• **Task description**
Pull out every line below containing the word "사가랴는".

___ Data to process

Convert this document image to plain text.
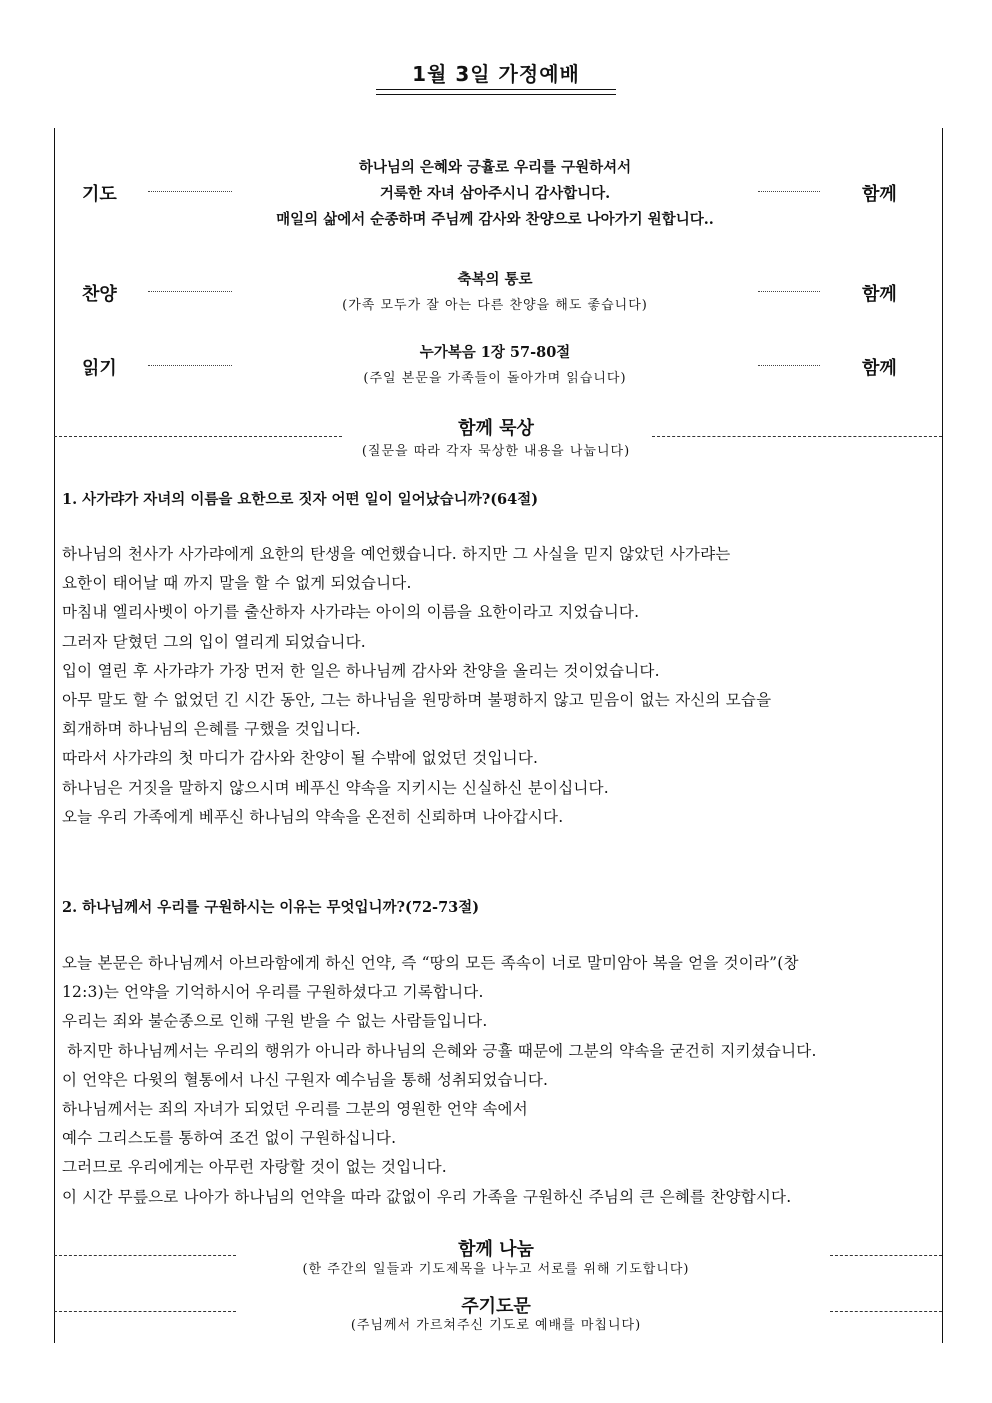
1월 3일 가정예배
기도
하나님의 은혜와 긍휼로 우리를 구원하셔서
거룩한 자녀 삼아주시니 감사합니다.
매일의 삶에서 순종하며 주님께 감사와 찬양으로 나아가기 원합니다..
함께
찬양
축복의 통로
(가족 모두가 잘 아는 다른 찬양을 해도 좋습니다)
함께
읽기
누가복음 1장 57-80절
(주일 본문을 가족들이 돌아가며 읽습니다)	함께
함께 묵상
(질문을 따라 각자 묵상한 내용을 나눕니다)
1. 사가랴가 자녀의 이름을 요한으로 짓자 어떤 일이 일어났습니까?(64절)
하나님의 천사가 사가랴에게 요한의 탄생을 예언했습니다. 하지만 그 사실을 믿지 않았던 사가랴는
요한이 태어날 때 까지 말을 할 수 없게 되었습니다.
마침내 엘리사벳이 아기를 출산하자 사가랴는 아이의 이름을 요한이라고 지었습니다.
그러자 닫혔던 그의 입이 열리게 되었습니다.
입이 열린 후 사가랴가 가장 먼저 한 일은 하나님께 감사와 찬양을 올리는 것이었습니다.
아무 말도 할 수 없었던 긴 시간 동안, 그는 하나님을 원망하며 불평하지 않고 믿음이 없는 자신의 모습을
회개하며 하나님의 은혜를 구했을 것입니다.
따라서 사가랴의 첫 마디가 감사와 찬양이 될 수밖에 없었던 것입니다.
하나님은 거짓을 말하지 않으시며 베푸신 약속을 지키시는 신실하신 분이십니다.
오늘 우리 가족에게 베푸신 하나님의 약속을 온전히 신뢰하며 나아갑시다.
2. 하나님께서 우리를 구원하시는 이유는 무엇입니까?(72-73절)
오늘 본문은 하나님께서 아브라함에게 하신 언약, 즉 “땅의 모든 족속이 너로 말미암아 복을 얻을 것이라”(창
12:3)는 언약을 기억하시어 우리를 구원하셨다고 기록합니다.
우리는 죄와 불순종으로 인해 구원 받을 수 없는 사람들입니다.
하지만 하나님께서는 우리의 행위가 아니라 하나님의 은혜와 긍휼 때문에 그분의 약속을 굳건히 지키셨습니다.
이 언약은 다윗의 혈통에서 나신 구원자 예수님을 통해 성취되었습니다.
하나님께서는 죄의 자녀가 되었던 우리를 그분의 영원한 언약 속에서
예수 그리스도를 통하여 조건 없이 구원하십니다.
그러므로 우리에게는 아무런 자랑할 것이 없는 것입니다.
이 시간 무릎으로 나아가 하나님의 언약을 따라 값없이 우리 가족을 구원하신 주님의 큰 은혜를 찬양합시다.
함께 나눔
(한 주간의 일들과 기도제목을 나누고 서로를 위해 기도합니다)
주기도문
(주님께서 가르쳐주신 기도로 예배를 마칩니다)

______

• **Result**
하나님의 천사가 사가랴에게 요한의 탄생을 예언했습니다. 하지만 그 사실을 믿지 않았던 사가랴는
마침내 엘리사벳이 아기를 출산하자 사가랴는 아이의 이름을 요한이라고 지었습니다.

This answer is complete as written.